Locate the lines of the listing below that hold "Enter", then copy each of them.

**Saved data entries**
******************************

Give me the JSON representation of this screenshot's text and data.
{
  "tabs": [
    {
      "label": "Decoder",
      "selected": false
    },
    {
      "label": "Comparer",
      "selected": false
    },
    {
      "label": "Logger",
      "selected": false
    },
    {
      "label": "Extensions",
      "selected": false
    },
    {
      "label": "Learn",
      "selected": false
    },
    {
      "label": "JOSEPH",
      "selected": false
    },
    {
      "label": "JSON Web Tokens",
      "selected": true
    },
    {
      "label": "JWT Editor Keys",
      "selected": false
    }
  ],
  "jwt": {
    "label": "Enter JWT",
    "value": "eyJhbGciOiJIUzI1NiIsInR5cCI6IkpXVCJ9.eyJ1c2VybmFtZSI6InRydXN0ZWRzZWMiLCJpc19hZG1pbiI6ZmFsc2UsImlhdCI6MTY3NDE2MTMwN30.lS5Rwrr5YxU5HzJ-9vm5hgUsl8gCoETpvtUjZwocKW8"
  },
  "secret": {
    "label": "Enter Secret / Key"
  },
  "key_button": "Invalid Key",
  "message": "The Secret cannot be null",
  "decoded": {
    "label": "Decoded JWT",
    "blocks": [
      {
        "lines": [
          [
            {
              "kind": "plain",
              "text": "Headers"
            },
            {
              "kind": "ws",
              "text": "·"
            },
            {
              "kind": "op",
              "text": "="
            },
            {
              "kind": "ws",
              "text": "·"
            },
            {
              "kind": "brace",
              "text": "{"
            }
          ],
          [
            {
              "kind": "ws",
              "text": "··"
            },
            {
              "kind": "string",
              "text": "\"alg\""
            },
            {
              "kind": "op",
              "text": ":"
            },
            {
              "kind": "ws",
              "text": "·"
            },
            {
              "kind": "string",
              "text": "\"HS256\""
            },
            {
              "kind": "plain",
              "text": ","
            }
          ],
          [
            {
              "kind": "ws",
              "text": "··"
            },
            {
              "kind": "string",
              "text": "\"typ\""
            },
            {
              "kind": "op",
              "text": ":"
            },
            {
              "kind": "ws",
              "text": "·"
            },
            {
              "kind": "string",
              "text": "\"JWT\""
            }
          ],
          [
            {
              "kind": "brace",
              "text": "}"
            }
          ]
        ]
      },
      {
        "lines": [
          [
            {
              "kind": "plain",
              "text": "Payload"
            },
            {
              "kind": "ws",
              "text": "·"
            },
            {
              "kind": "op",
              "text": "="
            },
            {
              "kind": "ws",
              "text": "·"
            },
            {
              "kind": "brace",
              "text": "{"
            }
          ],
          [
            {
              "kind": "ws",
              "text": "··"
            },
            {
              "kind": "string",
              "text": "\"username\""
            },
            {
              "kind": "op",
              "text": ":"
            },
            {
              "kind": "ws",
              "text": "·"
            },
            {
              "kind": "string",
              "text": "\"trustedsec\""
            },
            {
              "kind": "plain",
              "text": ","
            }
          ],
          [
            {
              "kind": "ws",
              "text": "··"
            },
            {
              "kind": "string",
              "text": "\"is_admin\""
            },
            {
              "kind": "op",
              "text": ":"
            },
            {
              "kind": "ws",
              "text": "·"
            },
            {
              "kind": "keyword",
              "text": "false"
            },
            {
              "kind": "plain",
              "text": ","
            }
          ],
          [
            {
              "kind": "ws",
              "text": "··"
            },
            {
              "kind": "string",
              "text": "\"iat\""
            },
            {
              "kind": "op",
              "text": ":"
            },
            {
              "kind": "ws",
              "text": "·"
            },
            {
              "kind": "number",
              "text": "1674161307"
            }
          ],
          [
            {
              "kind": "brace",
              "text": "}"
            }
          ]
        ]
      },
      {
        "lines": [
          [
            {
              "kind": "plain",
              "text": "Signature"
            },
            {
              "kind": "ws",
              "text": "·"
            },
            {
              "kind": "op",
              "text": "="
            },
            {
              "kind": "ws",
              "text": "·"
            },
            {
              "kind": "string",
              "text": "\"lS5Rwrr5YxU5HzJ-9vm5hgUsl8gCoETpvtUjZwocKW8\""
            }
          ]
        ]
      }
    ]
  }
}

******************************

**OUTPUT FOR THIS TASK**
    "label": "Enter JWT",
    "label": "Enter Secret / Key"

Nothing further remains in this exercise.